The request — Go through the material below and copy all lines with "JSON".

Material for this exercise —
================================
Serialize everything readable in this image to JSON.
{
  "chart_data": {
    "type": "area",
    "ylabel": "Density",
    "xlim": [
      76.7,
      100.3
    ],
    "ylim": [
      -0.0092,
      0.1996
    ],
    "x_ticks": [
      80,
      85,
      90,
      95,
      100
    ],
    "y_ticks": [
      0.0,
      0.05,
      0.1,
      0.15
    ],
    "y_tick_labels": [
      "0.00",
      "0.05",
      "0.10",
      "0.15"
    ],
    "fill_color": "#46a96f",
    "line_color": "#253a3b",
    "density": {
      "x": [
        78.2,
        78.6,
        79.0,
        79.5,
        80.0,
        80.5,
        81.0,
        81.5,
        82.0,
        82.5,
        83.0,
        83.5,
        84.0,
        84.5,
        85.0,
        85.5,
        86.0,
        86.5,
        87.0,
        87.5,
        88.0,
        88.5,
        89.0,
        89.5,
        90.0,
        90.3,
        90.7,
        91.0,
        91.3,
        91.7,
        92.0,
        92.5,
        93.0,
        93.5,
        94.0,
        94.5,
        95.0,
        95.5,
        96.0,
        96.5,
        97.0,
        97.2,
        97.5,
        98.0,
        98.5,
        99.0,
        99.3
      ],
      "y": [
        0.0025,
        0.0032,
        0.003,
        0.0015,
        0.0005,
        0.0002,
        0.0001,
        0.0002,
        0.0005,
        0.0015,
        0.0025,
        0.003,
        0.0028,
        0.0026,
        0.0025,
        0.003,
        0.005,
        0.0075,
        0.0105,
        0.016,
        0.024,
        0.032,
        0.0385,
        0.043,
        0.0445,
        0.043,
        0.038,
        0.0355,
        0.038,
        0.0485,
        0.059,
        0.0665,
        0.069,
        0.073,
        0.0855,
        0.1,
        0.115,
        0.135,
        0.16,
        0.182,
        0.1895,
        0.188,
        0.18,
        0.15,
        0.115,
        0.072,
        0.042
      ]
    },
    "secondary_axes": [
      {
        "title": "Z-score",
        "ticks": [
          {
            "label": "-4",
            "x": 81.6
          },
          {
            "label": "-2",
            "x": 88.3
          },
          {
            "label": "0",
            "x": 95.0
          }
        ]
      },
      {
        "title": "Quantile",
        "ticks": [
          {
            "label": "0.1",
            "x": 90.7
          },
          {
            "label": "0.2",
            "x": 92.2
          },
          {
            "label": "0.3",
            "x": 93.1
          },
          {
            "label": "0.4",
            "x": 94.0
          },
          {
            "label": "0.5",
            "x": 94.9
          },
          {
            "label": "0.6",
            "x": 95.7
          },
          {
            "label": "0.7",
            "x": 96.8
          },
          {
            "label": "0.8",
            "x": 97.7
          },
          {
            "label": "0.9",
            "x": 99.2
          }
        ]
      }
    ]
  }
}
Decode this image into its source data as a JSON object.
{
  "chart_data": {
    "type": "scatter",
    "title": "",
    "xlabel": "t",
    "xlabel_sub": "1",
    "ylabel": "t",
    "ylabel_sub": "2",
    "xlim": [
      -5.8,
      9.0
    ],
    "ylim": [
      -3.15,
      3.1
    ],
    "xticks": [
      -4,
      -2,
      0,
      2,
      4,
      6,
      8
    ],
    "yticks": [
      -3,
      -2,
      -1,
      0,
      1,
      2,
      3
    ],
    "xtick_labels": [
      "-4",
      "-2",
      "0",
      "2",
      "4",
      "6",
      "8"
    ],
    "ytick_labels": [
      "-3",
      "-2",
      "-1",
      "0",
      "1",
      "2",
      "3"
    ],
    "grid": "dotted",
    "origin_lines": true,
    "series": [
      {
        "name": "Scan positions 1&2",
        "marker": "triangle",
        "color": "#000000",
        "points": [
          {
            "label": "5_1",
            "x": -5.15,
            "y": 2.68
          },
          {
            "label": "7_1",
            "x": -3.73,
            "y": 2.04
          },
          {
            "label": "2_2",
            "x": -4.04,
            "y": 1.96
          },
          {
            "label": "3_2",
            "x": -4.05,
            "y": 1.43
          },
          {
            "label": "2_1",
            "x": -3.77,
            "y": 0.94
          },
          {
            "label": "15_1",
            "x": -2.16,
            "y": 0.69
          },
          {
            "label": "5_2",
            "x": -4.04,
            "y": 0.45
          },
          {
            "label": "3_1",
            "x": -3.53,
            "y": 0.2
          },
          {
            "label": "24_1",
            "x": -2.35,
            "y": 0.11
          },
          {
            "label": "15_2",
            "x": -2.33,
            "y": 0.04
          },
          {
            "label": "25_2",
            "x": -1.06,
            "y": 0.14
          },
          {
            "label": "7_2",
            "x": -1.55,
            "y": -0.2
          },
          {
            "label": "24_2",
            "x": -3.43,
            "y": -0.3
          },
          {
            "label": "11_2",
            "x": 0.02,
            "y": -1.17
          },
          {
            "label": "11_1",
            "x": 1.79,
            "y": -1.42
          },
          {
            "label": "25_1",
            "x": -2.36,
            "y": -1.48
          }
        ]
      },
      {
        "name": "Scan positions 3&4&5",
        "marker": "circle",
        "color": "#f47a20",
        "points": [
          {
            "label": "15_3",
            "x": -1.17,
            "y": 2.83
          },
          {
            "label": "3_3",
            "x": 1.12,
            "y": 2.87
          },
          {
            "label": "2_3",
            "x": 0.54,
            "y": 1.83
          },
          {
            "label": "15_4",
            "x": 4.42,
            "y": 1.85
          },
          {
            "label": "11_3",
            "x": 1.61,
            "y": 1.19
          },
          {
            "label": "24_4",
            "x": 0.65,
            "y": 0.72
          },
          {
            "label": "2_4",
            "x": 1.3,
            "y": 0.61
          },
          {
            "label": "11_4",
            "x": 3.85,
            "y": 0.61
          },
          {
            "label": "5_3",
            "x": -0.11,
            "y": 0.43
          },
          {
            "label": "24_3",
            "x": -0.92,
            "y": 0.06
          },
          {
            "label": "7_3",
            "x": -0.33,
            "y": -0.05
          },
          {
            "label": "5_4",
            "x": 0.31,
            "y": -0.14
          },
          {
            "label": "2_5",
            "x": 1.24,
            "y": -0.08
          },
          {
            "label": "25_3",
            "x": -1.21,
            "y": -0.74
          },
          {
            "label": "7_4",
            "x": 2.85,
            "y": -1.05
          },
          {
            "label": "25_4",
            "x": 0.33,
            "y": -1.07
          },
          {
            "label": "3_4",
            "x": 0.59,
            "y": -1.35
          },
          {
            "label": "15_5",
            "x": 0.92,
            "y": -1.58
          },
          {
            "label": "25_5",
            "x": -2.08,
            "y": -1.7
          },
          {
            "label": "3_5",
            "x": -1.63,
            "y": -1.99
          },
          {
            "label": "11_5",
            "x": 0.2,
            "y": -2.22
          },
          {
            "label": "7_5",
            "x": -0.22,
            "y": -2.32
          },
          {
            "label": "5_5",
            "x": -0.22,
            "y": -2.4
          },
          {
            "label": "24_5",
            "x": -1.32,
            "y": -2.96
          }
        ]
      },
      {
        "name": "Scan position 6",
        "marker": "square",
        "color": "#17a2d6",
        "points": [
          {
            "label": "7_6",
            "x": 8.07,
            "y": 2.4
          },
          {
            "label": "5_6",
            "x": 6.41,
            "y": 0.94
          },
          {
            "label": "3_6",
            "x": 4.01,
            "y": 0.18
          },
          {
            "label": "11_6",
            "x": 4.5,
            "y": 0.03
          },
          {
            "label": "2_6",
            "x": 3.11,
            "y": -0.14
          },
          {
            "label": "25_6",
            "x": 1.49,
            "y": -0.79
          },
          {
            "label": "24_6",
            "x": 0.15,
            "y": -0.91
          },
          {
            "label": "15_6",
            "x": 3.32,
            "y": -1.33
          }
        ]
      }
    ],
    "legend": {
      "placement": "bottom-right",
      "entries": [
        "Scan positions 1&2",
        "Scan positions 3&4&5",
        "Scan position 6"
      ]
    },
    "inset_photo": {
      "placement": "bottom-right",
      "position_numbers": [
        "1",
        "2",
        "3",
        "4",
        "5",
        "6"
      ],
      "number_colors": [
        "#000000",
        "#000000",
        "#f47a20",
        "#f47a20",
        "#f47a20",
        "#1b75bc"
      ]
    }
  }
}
================================
Result below —
Serialize everything readable in this image to JSON.
Decode this image into its source data as a JSON object.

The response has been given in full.